## Problem requirements:
Transcribe all of the material below word for word and leave out its pictures.

## Dataset extract:
______________________________
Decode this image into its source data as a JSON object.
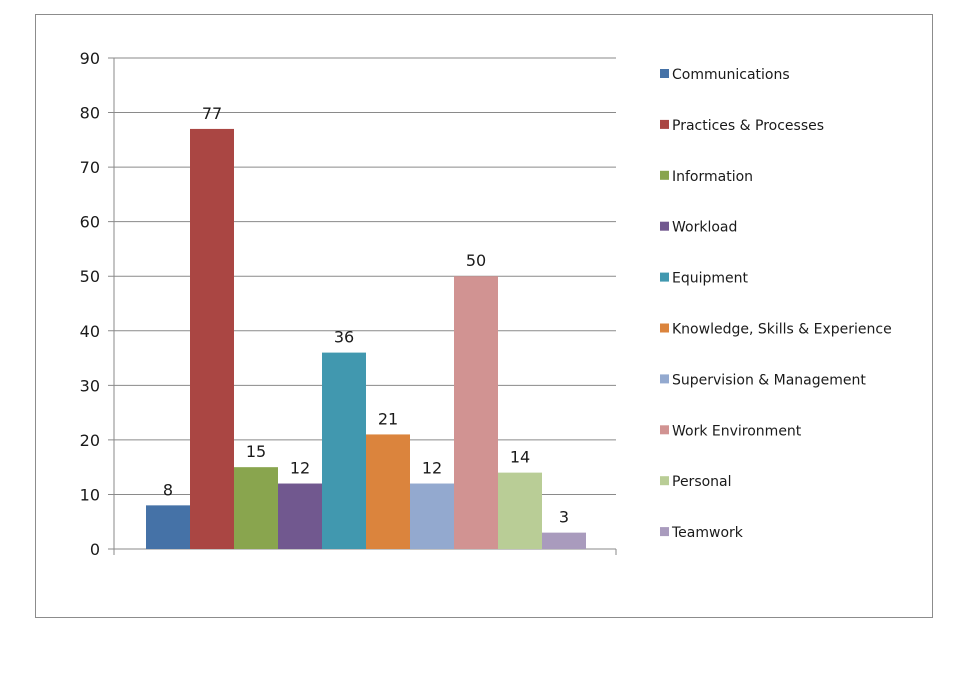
{
  "chart_data": {
    "type": "bar",
    "title": "",
    "xlabel": "",
    "ylabel": "",
    "ylim": [
      0,
      90
    ],
    "yticks": [
      0,
      10,
      20,
      30,
      40,
      50,
      60,
      70,
      80,
      90
    ],
    "grid": true,
    "legend_position": "right",
    "categories": [
      ""
    ],
    "series": [
      {
        "name": "Communications",
        "value": 8,
        "color": "#4572a7"
      },
      {
        "name": "Practices & Processes",
        "value": 77,
        "color": "#aa4643"
      },
      {
        "name": "Information",
        "value": 15,
        "color": "#89a54e"
      },
      {
        "name": "Workload",
        "value": 12,
        "color": "#71588f"
      },
      {
        "name": "Equipment",
        "value": 36,
        "color": "#4198af"
      },
      {
        "name": "Knowledge, Skills & Experience",
        "value": 21,
        "color": "#db843d"
      },
      {
        "name": "Supervision & Management",
        "value": 12,
        "color": "#93a9cf"
      },
      {
        "name": "Work Environment",
        "value": 50,
        "color": "#d19392"
      },
      {
        "name": "Personal",
        "value": 14,
        "color": "#b9cd96"
      },
      {
        "name": "Teamwork",
        "value": 3,
        "color": "#a99bbd"
      }
    ]
  }
}
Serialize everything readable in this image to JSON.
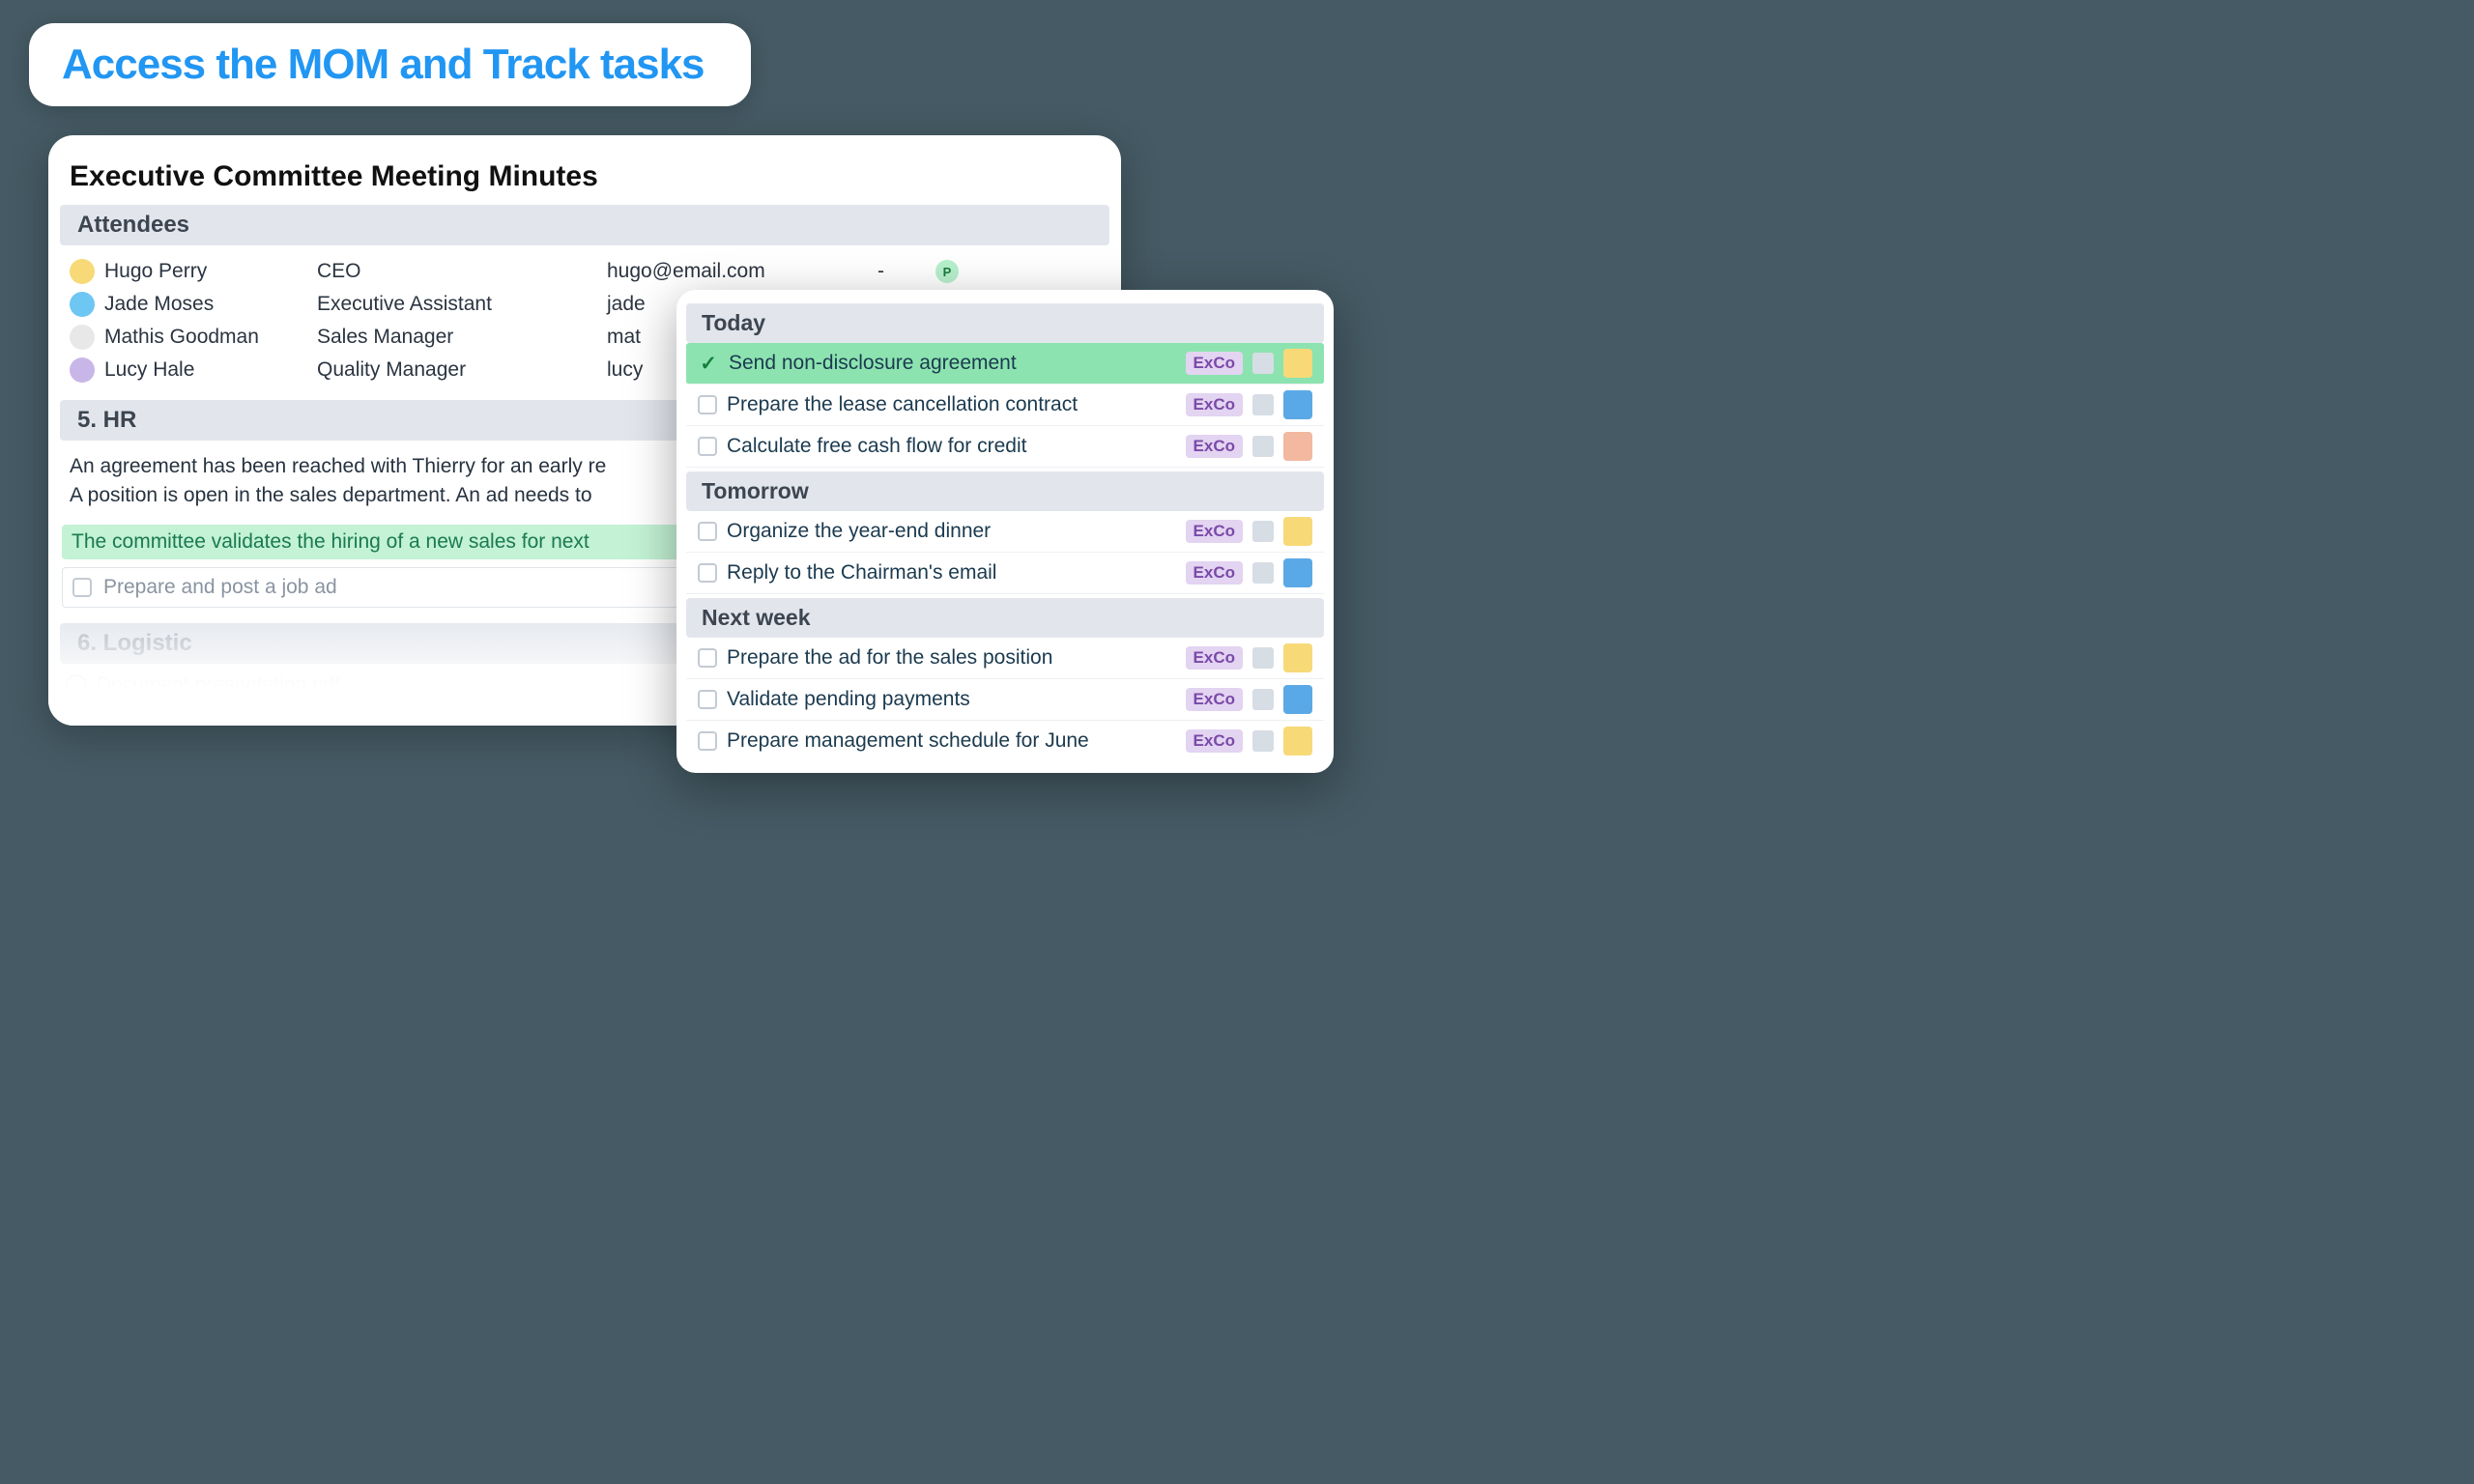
{
  "title": "Access the MOM and Track tasks",
  "colors": {
    "page_bg": "#455a64",
    "title_color": "#2196f3",
    "section_bg": "#e2e6ec",
    "section_text": "#3c4550",
    "highlight_bg": "#c3f2d4",
    "highlight_text": "#1a7a52",
    "task_done_bg": "#8ce3b0",
    "tag_bg": "#e3d4f2",
    "tag_text": "#7b4aa8",
    "body_text": "#26323f",
    "muted_text": "#8a94a1"
  },
  "mom": {
    "heading": "Executive Committee Meeting Minutes",
    "attendees_label": "Attendees",
    "attendees": [
      {
        "name": "Hugo Perry",
        "role": "CEO",
        "email": "hugo@email.com",
        "phone": "-",
        "status": "P",
        "avatar": "#f7d977"
      },
      {
        "name": "Jade Moses",
        "role": "Executive Assistant",
        "email": "jade",
        "phone": "",
        "status": "",
        "avatar": "#6ec6f2"
      },
      {
        "name": "Mathis Goodman",
        "role": "Sales Manager",
        "email": "mat",
        "phone": "",
        "status": "",
        "avatar": "#e8e8e8"
      },
      {
        "name": "Lucy Hale",
        "role": "Quality Manager",
        "email": "lucy",
        "phone": "",
        "status": "",
        "avatar": "#c9b6e8"
      }
    ],
    "section5_label": "5. HR",
    "body_line1": "An agreement has been reached with Thierry for an early re",
    "body_line2": "A position is open in the sales department. An ad needs to",
    "highlight": "The committee validates the hiring of a new sales for next",
    "task_inline": "Prepare and post a job ad",
    "section6_label": "6. Logistic",
    "attachment": "Document presentation.pdf"
  },
  "tasks": {
    "tag_label": "ExCo",
    "groups": [
      {
        "label": "Today",
        "items": [
          {
            "text": "Send non-disclosure agreement",
            "done": true,
            "avatar": "#f7d977"
          },
          {
            "text": "Prepare the lease cancellation contract",
            "done": false,
            "avatar": "#5aa9e6"
          },
          {
            "text": "Calculate free cash flow for credit",
            "done": false,
            "avatar": "#f2b8a0"
          }
        ]
      },
      {
        "label": "Tomorrow",
        "items": [
          {
            "text": "Organize the year-end dinner",
            "done": false,
            "avatar": "#f7d977"
          },
          {
            "text": "Reply to the Chairman's email",
            "done": false,
            "avatar": "#5aa9e6"
          }
        ]
      },
      {
        "label": "Next week",
        "items": [
          {
            "text": "Prepare the ad for the sales position",
            "done": false,
            "avatar": "#f7d977"
          },
          {
            "text": "Validate pending payments",
            "done": false,
            "avatar": "#5aa9e6"
          },
          {
            "text": "Prepare management schedule for June",
            "done": false,
            "avatar": "#f7d977"
          }
        ]
      }
    ]
  }
}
______________________________
## Solution:
Decode this image into its source data as a JSON object.
{
  "chart_data": {
    "type": "bar",
    "title": "",
    "xlabel": "",
    "ylabel": "",
    "ylim": [
      0,
      90
    ],
    "yticks": [
      0,
      10,
      20,
      30,
      40,
      50,
      60,
      70,
      80,
      90
    ],
    "grid": true,
    "legend_position": "right",
    "categories": [
      ""
    ],
    "series": [
      {
        "name": "Communications",
        "value": 8,
        "color": "#4572a7"
      },
      {
        "name": "Practices & Processes",
        "value": 77,
        "color": "#aa4643"
      },
      {
        "name": "Information",
        "value": 15,
        "color": "#89a54e"
      },
      {
        "name": "Workload",
        "value": 12,
        "color": "#71588f"
      },
      {
        "name": "Equipment",
        "value": 36,
        "color": "#4198af"
      },
      {
        "name": "Knowledge, Skills & Experience",
        "value": 21,
        "color": "#db843d"
      },
      {
        "name": "Supervision & Management",
        "value": 12,
        "color": "#93a9cf"
      },
      {
        "name": "Work Environment",
        "value": 50,
        "color": "#d19392"
      },
      {
        "name": "Personal",
        "value": 14,
        "color": "#b9cd96"
      },
      {
        "name": "Teamwork",
        "value": 3,
        "color": "#a99bbd"
      }
    ]
  }
}
Serialize everything readable in this image to JSON.
{
  "title": "Access the MOM and Track tasks",
  "colors": {
    "page_bg": "#455a64",
    "title_color": "#2196f3",
    "section_bg": "#e2e6ec",
    "section_text": "#3c4550",
    "highlight_bg": "#c3f2d4",
    "highlight_text": "#1a7a52",
    "task_done_bg": "#8ce3b0",
    "tag_bg": "#e3d4f2",
    "tag_text": "#7b4aa8",
    "body_text": "#26323f",
    "muted_text": "#8a94a1"
  },
  "mom": {
    "heading": "Executive Committee Meeting Minutes",
    "attendees_label": "Attendees",
    "attendees": [
      {
        "name": "Hugo Perry",
        "role": "CEO",
        "email": "hugo@email.com",
        "phone": "-",
        "status": "P",
        "avatar": "#f7d977"
      },
      {
        "name": "Jade Moses",
        "role": "Executive Assistant",
        "email": "jade",
        "phone": "",
        "status": "",
        "avatar": "#6ec6f2"
      },
      {
        "name": "Mathis Goodman",
        "role": "Sales Manager",
        "email": "mat",
        "phone": "",
        "status": "",
        "avatar": "#e8e8e8"
      },
      {
        "name": "Lucy Hale",
        "role": "Quality Manager",
        "email": "lucy",
        "phone": "",
        "status": "",
        "avatar": "#c9b6e8"
      }
    ],
    "section5_label": "5. HR",
    "body_line1": "An agreement has been reached with Thierry for an early re",
    "body_line2": "A position is open in the sales department. An ad needs to",
    "highlight": "The committee validates the hiring of a new sales for next",
    "task_inline": "Prepare and post a job ad",
    "section6_label": "6. Logistic",
    "attachment": "Document presentation.pdf"
  },
  "tasks": {
    "tag_label": "ExCo",
    "groups": [
      {
        "label": "Today",
        "items": [
          {
            "text": "Send non-disclosure agreement",
            "done": true,
            "avatar": "#f7d977"
          },
          {
            "text": "Prepare the lease cancellation contract",
            "done": false,
            "avatar": "#5aa9e6"
          },
          {
            "text": "Calculate free cash flow for credit",
            "done": false,
            "avatar": "#f2b8a0"
          }
        ]
      },
      {
        "label": "Tomorrow",
        "items": [
          {
            "text": "Organize the year-end dinner",
            "done": false,
            "avatar": "#f7d977"
          },
          {
            "text": "Reply to the Chairman's email",
            "done": false,
            "avatar": "#5aa9e6"
          }
        ]
      },
      {
        "label": "Next week",
        "items": [
          {
            "text": "Prepare the ad for the sales position",
            "done": false,
            "avatar": "#f7d977"
          },
          {
            "text": "Validate pending payments",
            "done": false,
            "avatar": "#5aa9e6"
          },
          {
            "text": "Prepare management schedule for June",
            "done": false,
            "avatar": "#f7d977"
          }
        ]
      }
    ]
  }
}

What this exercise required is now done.